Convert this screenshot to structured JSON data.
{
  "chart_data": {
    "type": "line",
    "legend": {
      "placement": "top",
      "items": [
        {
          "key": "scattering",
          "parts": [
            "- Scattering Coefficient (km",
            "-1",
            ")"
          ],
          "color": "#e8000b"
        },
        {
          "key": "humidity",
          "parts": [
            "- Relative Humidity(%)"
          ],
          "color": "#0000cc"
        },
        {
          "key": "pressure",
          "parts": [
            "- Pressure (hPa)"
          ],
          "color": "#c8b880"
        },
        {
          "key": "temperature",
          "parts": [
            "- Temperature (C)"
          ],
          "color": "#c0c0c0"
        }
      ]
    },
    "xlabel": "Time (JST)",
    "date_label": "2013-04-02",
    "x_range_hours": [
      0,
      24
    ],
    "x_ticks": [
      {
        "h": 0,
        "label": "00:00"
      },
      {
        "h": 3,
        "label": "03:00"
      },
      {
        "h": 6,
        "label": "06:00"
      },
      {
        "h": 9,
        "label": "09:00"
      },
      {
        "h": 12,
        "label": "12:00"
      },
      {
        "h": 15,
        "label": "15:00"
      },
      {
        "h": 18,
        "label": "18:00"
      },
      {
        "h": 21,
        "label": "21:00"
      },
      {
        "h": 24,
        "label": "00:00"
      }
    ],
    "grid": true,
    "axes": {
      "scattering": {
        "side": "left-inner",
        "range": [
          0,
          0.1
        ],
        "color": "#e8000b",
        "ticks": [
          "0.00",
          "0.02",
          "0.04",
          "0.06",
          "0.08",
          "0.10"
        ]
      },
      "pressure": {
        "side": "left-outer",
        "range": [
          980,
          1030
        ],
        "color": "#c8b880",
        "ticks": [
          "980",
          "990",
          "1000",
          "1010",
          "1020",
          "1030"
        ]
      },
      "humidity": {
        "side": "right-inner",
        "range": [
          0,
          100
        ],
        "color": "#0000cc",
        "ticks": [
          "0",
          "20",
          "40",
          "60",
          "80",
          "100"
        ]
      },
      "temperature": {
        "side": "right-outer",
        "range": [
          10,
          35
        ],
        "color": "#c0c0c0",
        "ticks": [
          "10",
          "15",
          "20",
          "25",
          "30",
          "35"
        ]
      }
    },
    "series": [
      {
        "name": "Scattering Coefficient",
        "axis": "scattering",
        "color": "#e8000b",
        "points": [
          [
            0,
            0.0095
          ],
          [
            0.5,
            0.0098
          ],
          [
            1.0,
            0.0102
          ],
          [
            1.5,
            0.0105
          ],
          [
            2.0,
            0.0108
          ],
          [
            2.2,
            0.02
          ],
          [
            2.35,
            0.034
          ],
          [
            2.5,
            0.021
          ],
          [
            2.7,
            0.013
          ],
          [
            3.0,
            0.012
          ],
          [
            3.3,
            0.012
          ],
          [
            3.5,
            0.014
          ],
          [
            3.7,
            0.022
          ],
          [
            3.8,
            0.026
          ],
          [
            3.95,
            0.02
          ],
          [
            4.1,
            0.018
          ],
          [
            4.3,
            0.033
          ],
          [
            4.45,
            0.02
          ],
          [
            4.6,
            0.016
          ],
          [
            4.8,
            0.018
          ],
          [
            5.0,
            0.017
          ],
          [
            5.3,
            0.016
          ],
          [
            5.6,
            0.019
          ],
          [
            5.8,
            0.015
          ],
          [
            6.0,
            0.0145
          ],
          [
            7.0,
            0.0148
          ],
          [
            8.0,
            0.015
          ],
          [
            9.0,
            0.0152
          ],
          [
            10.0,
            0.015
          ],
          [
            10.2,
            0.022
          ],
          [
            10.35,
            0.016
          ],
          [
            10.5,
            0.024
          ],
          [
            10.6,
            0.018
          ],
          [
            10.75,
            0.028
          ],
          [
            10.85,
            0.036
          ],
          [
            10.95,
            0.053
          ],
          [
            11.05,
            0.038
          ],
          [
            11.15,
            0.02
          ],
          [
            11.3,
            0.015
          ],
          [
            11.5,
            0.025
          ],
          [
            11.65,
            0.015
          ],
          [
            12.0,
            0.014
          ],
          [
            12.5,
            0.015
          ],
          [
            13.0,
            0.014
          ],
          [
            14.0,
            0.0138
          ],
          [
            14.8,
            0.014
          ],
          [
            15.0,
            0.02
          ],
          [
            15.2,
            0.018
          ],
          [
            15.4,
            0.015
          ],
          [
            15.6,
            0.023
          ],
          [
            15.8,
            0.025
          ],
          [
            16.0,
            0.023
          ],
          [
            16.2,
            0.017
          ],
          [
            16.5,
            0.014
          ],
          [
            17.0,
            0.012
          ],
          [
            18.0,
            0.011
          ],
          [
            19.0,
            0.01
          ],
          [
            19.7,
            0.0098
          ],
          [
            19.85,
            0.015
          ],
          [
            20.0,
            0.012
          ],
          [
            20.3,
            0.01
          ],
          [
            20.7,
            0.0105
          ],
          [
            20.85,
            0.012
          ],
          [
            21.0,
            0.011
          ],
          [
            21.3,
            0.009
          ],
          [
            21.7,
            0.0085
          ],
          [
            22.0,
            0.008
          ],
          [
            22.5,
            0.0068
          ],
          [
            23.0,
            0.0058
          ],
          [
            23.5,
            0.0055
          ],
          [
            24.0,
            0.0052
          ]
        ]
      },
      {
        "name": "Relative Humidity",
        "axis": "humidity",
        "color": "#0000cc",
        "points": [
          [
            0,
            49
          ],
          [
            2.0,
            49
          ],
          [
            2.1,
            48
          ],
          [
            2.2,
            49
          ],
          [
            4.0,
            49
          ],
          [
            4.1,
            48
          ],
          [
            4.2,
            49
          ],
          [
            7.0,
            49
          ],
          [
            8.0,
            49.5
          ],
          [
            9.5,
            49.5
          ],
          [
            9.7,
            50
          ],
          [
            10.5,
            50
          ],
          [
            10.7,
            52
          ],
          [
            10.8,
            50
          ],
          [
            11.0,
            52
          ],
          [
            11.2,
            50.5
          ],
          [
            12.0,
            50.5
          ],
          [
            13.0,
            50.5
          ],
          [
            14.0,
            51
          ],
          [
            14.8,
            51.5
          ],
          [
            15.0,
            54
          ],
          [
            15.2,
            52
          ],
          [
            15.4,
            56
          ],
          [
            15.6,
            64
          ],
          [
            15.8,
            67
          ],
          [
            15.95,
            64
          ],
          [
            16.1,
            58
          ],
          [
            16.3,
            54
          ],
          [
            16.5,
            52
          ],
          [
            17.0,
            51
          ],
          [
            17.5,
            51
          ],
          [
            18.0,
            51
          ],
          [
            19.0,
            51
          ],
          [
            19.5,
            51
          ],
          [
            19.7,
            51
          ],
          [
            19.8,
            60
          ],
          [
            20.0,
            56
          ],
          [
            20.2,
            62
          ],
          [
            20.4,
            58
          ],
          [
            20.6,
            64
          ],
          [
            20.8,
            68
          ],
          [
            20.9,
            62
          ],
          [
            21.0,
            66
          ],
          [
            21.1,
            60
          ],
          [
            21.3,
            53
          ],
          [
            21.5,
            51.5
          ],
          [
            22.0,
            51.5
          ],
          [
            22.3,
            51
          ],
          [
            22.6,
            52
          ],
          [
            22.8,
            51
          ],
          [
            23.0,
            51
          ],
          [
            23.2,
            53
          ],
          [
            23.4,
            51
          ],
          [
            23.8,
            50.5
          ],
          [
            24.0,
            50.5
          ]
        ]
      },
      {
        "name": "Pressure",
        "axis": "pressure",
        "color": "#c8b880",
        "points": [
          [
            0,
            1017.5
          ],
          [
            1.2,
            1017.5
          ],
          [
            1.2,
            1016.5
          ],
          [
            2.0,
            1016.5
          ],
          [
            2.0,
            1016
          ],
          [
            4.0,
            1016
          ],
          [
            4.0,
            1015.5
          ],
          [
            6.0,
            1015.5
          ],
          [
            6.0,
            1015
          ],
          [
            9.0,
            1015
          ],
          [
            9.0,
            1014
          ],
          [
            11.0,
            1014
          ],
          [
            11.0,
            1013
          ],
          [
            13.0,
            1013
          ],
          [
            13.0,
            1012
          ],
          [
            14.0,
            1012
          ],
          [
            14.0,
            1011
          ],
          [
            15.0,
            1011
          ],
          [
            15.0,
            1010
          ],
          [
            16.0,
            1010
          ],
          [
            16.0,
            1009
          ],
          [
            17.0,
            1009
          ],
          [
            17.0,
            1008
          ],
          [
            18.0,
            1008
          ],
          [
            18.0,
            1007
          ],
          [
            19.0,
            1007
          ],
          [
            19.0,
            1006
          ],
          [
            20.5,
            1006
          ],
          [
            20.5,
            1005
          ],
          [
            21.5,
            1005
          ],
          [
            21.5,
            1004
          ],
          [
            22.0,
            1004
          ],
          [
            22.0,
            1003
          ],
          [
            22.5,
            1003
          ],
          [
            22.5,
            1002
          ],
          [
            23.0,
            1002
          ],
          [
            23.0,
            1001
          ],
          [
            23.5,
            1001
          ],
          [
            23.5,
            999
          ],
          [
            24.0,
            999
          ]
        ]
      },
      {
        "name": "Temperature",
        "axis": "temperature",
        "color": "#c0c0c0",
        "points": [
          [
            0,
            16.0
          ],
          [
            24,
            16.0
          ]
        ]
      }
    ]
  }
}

+ + +

▶ Given instruction
Return all lines containing "Coefficient".

▶ Answer for this exercise
            "- Scattering Coefficient (km",
        "name": "Scattering Coefficient",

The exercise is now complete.